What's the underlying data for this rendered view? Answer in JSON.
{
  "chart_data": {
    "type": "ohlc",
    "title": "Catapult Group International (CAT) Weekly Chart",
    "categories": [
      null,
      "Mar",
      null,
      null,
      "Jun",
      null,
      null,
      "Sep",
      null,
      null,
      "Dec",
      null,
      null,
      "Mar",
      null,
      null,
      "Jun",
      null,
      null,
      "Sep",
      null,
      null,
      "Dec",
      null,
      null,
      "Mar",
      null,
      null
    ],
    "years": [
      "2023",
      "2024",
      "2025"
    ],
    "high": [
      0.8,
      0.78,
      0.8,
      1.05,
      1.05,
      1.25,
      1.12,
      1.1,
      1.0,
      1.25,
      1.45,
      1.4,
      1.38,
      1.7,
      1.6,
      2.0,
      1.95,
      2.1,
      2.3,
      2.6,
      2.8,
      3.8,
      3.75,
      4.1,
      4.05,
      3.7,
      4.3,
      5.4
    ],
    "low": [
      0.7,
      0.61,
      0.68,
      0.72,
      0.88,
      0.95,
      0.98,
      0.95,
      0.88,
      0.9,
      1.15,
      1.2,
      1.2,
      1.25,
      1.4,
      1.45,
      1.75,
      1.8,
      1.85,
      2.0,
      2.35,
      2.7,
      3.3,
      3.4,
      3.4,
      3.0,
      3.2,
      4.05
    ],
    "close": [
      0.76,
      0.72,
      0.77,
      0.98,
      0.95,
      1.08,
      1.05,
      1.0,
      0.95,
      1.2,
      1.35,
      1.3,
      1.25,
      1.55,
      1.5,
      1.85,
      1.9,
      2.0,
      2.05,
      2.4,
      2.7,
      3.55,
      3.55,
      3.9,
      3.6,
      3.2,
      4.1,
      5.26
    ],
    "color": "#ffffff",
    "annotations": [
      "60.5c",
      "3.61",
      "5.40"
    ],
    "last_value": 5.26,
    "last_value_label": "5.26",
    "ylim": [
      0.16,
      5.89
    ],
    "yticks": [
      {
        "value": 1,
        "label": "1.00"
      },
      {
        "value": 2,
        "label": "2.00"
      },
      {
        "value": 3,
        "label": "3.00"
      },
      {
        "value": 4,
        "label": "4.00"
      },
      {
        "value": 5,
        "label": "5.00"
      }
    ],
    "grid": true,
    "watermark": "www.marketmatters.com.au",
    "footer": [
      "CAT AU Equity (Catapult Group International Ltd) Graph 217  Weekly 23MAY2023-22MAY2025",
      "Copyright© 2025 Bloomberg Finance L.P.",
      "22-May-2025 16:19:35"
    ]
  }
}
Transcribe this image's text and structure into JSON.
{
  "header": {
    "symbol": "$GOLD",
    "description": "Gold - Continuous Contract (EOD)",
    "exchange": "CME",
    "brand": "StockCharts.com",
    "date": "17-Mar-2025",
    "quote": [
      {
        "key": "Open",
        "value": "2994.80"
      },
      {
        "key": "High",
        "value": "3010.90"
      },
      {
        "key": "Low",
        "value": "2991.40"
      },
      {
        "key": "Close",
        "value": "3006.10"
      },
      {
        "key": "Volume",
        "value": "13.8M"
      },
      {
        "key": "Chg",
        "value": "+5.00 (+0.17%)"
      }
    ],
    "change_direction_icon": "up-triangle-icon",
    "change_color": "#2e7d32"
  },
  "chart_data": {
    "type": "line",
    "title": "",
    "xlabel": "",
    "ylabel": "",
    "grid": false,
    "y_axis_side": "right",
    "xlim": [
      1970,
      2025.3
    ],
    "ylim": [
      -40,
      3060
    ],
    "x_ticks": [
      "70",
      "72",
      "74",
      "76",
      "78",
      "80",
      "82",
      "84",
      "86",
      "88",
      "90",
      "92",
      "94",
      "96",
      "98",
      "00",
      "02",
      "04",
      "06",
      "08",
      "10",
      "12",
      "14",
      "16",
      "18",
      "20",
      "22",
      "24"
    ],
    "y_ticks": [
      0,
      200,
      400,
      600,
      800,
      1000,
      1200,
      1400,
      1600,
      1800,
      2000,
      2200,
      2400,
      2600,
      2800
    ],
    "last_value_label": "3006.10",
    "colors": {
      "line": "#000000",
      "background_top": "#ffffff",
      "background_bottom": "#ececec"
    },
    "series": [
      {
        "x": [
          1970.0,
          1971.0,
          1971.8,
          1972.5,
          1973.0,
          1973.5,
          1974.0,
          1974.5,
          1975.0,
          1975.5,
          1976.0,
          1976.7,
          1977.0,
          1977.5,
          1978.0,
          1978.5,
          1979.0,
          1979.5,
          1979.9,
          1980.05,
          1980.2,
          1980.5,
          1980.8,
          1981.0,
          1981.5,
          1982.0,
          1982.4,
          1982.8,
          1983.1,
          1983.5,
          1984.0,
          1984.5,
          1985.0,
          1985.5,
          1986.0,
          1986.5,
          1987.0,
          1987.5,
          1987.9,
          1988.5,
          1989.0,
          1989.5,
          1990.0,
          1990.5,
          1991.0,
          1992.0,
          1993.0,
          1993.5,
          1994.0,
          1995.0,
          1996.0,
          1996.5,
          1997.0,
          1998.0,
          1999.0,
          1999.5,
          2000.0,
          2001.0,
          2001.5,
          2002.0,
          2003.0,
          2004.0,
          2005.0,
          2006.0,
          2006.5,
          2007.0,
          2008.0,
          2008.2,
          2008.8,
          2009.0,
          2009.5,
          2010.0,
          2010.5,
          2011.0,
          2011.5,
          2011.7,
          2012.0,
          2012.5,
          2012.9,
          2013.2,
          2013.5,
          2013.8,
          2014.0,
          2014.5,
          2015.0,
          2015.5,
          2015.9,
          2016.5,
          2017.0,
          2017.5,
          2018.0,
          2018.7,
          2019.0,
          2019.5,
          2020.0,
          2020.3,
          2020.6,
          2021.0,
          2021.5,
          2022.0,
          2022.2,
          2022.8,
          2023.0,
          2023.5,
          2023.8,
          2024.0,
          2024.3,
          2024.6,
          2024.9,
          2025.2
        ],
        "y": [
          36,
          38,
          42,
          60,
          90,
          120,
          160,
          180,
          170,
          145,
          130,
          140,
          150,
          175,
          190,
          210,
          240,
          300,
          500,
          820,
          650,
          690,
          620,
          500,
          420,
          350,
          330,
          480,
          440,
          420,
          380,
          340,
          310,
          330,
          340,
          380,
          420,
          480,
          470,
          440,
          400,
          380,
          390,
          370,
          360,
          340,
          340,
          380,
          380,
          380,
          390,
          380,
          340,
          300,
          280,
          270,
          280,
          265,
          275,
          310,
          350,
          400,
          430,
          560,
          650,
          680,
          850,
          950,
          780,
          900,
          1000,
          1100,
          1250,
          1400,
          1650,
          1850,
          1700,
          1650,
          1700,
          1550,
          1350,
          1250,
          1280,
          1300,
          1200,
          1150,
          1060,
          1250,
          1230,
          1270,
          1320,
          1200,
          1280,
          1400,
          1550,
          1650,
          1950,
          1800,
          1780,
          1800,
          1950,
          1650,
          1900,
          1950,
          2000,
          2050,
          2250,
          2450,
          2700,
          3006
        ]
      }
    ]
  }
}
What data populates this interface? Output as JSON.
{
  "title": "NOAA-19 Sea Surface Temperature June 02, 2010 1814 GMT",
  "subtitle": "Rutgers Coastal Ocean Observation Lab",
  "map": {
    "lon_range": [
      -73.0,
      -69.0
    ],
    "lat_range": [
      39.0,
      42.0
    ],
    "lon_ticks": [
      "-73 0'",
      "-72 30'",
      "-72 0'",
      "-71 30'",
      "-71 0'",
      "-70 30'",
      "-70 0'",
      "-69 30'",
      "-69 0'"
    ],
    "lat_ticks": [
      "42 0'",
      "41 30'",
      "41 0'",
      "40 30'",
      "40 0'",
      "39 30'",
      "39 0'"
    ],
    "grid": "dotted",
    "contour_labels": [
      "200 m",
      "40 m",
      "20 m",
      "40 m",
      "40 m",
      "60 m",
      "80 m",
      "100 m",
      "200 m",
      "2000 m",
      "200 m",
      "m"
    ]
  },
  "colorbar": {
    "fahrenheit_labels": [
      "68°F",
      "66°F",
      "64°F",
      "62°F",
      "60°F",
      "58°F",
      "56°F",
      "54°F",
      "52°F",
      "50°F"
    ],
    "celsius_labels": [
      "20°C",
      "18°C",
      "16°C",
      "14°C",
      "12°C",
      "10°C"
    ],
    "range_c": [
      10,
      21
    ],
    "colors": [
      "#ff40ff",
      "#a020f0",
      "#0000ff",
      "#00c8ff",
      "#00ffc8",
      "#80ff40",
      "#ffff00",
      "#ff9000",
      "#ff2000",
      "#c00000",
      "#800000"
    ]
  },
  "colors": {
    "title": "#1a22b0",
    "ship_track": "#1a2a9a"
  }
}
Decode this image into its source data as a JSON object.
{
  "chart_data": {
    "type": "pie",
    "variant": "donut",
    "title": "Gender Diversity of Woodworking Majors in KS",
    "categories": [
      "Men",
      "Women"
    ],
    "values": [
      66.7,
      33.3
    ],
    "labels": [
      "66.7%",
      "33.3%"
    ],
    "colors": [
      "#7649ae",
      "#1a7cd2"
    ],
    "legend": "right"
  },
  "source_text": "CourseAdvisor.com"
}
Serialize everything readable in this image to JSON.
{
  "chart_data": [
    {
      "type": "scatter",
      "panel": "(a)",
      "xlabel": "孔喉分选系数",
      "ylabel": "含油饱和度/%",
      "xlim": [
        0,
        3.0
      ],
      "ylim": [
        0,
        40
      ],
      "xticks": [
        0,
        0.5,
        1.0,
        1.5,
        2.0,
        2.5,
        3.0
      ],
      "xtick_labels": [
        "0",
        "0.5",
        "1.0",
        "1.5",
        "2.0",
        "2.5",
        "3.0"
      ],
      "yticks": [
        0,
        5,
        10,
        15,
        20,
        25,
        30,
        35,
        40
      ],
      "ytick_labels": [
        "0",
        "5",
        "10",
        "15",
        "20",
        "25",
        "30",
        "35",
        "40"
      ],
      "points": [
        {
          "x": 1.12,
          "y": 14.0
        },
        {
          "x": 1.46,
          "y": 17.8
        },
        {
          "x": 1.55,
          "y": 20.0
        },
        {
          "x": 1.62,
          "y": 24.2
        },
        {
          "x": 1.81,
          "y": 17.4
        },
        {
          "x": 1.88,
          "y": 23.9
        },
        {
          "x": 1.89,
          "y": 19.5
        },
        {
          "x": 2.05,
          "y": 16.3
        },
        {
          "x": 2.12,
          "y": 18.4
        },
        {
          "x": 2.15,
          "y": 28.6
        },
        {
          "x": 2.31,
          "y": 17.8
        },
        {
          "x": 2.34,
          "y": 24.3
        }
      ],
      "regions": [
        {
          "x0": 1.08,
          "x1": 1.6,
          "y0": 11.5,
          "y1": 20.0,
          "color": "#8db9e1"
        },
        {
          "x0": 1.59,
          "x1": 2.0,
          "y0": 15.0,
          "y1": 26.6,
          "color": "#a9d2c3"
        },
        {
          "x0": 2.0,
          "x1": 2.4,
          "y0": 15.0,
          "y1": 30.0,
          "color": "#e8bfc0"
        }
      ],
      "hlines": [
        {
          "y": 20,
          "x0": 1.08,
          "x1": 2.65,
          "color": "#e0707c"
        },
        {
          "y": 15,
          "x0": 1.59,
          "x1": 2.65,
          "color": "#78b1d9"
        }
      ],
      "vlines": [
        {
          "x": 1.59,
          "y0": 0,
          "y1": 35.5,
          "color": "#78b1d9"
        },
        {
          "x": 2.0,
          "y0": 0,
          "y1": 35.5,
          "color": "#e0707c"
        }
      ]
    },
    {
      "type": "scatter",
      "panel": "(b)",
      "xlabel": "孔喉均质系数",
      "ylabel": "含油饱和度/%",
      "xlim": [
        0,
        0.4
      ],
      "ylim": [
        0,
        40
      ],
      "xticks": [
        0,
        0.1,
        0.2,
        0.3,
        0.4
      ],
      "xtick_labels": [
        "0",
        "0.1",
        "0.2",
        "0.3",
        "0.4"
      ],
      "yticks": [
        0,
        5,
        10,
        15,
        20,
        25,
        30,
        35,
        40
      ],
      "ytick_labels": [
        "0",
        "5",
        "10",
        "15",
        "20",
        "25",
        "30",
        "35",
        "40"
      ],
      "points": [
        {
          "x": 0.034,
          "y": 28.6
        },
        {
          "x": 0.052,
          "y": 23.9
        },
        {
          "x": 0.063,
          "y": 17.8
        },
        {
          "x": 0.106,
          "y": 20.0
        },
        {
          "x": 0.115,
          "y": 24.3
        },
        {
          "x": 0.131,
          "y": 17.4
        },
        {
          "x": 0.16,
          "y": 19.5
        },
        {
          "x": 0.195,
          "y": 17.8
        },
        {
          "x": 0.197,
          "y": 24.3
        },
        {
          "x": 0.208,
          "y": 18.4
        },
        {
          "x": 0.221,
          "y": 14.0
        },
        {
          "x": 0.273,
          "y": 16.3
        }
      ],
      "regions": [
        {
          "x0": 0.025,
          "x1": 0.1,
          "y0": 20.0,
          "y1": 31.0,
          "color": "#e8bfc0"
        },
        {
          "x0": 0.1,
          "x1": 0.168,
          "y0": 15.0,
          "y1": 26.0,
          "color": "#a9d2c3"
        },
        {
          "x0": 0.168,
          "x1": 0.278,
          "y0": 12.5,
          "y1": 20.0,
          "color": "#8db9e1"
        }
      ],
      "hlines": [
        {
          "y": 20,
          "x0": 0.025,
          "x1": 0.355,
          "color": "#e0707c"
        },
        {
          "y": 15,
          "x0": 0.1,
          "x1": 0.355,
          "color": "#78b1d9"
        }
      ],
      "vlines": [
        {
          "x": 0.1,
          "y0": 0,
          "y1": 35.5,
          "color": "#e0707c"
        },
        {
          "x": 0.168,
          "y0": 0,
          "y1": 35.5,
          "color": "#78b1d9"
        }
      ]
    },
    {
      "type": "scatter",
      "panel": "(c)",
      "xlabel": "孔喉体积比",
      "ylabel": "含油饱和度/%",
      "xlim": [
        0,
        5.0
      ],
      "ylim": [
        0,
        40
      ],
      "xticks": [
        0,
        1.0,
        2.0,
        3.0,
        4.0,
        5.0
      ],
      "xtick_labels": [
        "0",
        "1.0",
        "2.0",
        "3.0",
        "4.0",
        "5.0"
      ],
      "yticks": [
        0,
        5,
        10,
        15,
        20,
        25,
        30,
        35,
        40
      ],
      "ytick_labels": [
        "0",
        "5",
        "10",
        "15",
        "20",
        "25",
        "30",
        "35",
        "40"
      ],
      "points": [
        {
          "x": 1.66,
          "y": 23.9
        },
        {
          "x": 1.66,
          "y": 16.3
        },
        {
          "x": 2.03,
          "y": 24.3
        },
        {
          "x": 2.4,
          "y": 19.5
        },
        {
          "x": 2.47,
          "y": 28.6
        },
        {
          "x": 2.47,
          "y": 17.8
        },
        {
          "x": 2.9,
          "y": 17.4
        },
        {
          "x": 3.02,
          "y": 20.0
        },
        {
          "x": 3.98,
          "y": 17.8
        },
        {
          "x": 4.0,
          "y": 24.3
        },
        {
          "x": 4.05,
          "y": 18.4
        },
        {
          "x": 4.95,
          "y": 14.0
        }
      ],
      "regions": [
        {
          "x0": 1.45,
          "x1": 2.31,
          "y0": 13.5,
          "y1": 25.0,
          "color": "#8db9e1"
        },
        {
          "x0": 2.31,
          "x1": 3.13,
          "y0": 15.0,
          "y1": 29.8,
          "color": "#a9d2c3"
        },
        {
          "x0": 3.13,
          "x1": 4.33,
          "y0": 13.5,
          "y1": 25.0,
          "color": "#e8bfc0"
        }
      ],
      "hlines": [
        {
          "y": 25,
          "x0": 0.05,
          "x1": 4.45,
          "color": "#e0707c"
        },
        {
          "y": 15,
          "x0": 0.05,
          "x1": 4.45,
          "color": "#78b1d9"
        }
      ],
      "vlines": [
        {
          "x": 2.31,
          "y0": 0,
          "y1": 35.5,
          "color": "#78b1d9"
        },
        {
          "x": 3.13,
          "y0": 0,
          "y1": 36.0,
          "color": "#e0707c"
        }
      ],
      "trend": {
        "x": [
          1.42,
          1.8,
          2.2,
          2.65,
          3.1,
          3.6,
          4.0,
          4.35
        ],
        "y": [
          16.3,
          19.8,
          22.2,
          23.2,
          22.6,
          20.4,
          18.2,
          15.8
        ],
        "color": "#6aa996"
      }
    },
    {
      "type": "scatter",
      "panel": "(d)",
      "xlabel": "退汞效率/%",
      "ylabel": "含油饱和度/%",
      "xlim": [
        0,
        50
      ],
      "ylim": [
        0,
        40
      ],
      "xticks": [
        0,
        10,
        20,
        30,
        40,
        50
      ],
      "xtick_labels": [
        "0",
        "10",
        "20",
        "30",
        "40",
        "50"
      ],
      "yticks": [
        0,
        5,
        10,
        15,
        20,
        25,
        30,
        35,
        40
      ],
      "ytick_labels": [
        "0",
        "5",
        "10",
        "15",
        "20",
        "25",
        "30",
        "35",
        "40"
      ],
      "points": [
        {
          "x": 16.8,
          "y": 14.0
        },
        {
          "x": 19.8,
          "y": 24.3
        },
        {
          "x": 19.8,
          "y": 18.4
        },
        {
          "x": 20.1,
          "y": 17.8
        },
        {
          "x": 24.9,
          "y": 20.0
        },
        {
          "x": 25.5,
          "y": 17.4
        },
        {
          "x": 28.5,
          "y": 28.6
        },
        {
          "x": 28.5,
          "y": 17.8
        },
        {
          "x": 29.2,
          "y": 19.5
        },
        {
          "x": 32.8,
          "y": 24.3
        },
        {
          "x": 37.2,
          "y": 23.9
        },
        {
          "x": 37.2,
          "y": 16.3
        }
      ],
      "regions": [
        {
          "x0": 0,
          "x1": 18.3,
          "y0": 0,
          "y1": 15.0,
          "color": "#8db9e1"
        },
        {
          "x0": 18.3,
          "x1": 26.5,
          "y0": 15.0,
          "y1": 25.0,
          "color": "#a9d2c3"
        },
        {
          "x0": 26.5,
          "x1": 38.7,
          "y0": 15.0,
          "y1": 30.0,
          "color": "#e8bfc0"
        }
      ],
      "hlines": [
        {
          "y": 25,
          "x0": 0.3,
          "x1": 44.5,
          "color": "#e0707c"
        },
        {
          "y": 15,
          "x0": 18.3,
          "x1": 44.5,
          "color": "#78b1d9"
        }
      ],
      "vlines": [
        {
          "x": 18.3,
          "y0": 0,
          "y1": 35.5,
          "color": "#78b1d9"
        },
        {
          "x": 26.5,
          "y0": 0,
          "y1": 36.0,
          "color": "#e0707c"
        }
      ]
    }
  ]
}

════════

Return every line from the records above that holds the word "ffffff".

    "color": "#ffffff",
      "background_top": "#ffffff",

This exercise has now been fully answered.